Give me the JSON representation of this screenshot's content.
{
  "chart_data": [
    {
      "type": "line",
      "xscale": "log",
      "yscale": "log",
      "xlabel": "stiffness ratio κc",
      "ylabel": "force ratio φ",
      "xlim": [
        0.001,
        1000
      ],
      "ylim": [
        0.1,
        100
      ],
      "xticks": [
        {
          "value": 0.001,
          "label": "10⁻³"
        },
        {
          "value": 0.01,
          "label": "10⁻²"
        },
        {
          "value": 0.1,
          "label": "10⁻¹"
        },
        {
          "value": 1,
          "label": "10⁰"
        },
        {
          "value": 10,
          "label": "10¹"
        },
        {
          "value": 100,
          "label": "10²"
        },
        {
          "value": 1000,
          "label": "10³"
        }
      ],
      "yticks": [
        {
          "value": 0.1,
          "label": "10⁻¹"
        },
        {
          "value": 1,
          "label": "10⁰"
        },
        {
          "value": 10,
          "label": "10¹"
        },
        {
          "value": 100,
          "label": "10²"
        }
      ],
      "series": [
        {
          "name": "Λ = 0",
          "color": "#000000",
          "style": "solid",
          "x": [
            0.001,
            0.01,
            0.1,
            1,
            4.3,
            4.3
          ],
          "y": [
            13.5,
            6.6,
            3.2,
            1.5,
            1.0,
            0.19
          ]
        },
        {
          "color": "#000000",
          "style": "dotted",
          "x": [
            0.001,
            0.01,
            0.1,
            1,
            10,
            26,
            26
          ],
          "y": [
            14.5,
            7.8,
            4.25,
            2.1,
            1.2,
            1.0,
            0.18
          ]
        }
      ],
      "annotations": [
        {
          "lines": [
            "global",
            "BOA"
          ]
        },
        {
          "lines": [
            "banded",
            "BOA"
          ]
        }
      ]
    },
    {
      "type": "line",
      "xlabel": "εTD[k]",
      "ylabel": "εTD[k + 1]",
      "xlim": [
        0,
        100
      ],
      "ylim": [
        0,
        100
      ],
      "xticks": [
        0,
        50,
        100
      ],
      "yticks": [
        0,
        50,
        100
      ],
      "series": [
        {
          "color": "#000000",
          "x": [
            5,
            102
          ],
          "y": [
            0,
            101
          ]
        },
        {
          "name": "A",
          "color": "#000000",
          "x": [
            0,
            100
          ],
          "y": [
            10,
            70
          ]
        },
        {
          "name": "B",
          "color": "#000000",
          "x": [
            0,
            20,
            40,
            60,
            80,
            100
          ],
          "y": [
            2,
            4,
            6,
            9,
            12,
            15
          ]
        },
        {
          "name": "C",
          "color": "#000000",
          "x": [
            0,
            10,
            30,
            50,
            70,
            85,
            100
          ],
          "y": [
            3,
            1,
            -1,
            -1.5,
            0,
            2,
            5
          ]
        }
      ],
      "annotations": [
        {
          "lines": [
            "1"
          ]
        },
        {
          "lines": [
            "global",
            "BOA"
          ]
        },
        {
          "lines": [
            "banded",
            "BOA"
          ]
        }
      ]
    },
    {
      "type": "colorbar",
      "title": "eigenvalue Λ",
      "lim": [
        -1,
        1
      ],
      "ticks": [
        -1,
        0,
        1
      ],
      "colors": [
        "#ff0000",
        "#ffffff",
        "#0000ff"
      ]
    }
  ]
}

-*-

**Aim:** Output every line above without altering anything.

**Exercise response:**
Give me the JSON representation of this screenshot's content.
{
  "chart_data": [
    {
      "type": "line",
      "xscale": "log",
      "yscale": "log",
      "xlabel": "stiffness ratio κc",
      "ylabel": "force ratio φ",
      "xlim": [
        0.001,
        1000
      ],
      "ylim": [
        0.1,
        100
      ],
      "xticks": [
        {
          "value": 0.001,
          "label": "10⁻³"
        },
        {
          "value": 0.01,
          "label": "10⁻²"
        },
        {
          "value": 0.1,
          "label": "10⁻¹"
        },
        {
          "value": 1,
          "label": "10⁰"
        },
        {
          "value": 10,
          "label": "10¹"
        },
        {
          "value": 100,
          "label": "10²"
        },
        {
          "value": 1000,
          "label": "10³"
        }
      ],
      "yticks": [
        {
          "value": 0.1,
          "label": "10⁻¹"
        },
        {
          "value": 1,
          "label": "10⁰"
        },
        {
          "value": 10,
          "label": "10¹"
        },
        {
          "value": 100,
          "label": "10²"
        }
      ],
      "series": [
        {
          "name": "Λ = 0",
          "color": "#000000",
          "style": "solid",
          "x": [
            0.001,
            0.01,
            0.1,
            1,
            4.3,
            4.3
          ],
          "y": [
            13.5,
            6.6,
            3.2,
            1.5,
            1.0,
            0.19
          ]
        },
        {
          "color": "#000000",
          "style": "dotted",
          "x": [
            0.001,
            0.01,
            0.1,
            1,
            10,
            26,
            26
          ],
          "y": [
            14.5,
            7.8,
            4.25,
            2.1,
            1.2,
            1.0,
            0.18
          ]
        }
      ],
      "annotations": [
        {
          "lines": [
            "global",
            "BOA"
          ]
        },
        {
          "lines": [
            "banded",
            "BOA"
          ]
        }
      ]
    },
    {
      "type": "line",
      "xlabel": "εTD[k]",
      "ylabel": "εTD[k + 1]",
      "xlim": [
        0,
        100
      ],
      "ylim": [
        0,
        100
      ],
      "xticks": [
        0,
        50,
        100
      ],
      "yticks": [
        0,
        50,
        100
      ],
      "series": [
        {
          "color": "#000000",
          "x": [
            5,
            102
          ],
          "y": [
            0,
            101
          ]
        },
        {
          "name": "A",
          "color": "#000000",
          "x": [
            0,
            100
          ],
          "y": [
            10,
            70
          ]
        },
        {
          "name": "B",
          "color": "#000000",
          "x": [
            0,
            20,
            40,
            60,
            80,
            100
          ],
          "y": [
            2,
            4,
            6,
            9,
            12,
            15
          ]
        },
        {
          "name": "C",
          "color": "#000000",
          "x": [
            0,
            10,
            30,
            50,
            70,
            85,
            100
          ],
          "y": [
            3,
            1,
            -1,
            -1.5,
            0,
            2,
            5
          ]
        }
      ],
      "annotations": [
        {
          "lines": [
            "1"
          ]
        },
        {
          "lines": [
            "global",
            "BOA"
          ]
        },
        {
          "lines": [
            "banded",
            "BOA"
          ]
        }
      ]
    },
    {
      "type": "colorbar",
      "title": "eigenvalue Λ",
      "lim": [
        -1,
        1
      ],
      "ticks": [
        -1,
        0,
        1
      ],
      "colors": [
        "#ff0000",
        "#ffffff",
        "#0000ff"
      ]
    }
  ]
}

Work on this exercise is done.